## START

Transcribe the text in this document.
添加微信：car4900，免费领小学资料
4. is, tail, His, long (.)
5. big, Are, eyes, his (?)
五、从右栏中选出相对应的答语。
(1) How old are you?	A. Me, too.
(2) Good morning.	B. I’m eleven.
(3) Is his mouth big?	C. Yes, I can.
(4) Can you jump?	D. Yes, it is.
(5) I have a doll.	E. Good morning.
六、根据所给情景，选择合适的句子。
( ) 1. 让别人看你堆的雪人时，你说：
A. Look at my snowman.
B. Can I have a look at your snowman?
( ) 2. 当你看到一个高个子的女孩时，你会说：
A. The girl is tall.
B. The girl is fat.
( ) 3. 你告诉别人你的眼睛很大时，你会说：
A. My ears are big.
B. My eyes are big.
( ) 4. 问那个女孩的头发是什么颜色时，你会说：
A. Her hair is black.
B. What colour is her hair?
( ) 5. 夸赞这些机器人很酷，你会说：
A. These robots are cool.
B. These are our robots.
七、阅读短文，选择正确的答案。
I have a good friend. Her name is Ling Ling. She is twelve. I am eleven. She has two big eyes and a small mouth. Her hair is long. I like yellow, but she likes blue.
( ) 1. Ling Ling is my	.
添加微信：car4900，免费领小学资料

## END

▶ _SHORT EXERCISE_
Find all the lines containing "eleven" in the material, then copy them.

▶ _RESPONSE TO THIS EXERCISE_
(2) Good morning.	B. I’m eleven.
I have a good friend. Her name is Ling Ling. She is twelve. I am eleven. She has two big eyes and a small mouth. Her hair is long. I like yellow, but she likes blue.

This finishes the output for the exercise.